▶ _WHAT YOU ARE ASKED TO DO_
Search the records for the word "Прочие" and report each line that has it.

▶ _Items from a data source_
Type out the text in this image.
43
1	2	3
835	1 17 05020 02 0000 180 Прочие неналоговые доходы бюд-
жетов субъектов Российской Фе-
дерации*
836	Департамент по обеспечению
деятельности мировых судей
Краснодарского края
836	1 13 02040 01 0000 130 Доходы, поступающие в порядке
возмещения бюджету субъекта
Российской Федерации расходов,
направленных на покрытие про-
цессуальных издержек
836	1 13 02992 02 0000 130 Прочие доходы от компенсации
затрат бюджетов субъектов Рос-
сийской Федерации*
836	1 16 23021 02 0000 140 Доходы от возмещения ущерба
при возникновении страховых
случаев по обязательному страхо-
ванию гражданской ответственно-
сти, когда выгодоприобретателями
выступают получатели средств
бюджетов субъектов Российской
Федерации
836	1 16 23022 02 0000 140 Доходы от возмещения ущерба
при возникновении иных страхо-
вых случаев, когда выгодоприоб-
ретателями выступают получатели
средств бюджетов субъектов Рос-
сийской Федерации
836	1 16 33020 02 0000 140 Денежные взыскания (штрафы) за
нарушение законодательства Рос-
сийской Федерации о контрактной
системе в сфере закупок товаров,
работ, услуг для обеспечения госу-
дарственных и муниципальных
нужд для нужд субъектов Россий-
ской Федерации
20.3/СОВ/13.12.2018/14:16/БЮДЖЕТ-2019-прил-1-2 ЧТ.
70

* * *

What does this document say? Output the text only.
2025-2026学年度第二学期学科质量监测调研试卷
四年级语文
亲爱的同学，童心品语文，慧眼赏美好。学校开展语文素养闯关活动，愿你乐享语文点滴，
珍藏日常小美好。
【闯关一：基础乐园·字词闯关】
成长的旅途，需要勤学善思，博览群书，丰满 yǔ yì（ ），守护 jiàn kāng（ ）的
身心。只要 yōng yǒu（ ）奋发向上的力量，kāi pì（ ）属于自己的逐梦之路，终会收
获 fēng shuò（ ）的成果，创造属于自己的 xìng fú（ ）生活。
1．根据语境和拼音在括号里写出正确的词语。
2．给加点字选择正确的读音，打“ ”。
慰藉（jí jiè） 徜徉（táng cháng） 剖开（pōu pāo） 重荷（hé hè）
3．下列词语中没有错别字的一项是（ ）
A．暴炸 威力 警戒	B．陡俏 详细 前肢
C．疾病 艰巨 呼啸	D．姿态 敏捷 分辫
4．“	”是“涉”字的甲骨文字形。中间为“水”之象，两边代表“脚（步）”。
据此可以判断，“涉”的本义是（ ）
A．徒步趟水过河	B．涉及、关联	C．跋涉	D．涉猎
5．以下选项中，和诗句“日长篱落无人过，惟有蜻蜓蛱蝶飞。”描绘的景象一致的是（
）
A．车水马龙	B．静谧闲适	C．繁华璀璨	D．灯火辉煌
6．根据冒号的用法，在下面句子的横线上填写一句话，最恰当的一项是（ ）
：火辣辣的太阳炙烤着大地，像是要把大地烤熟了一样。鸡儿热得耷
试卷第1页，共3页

▶ _COMPLETED TASK_
835	1 17 05020 02 0000 180 Прочие неналоговые доходы бюд-
836	1 13 02992 02 0000 130 Прочие доходы от компенсации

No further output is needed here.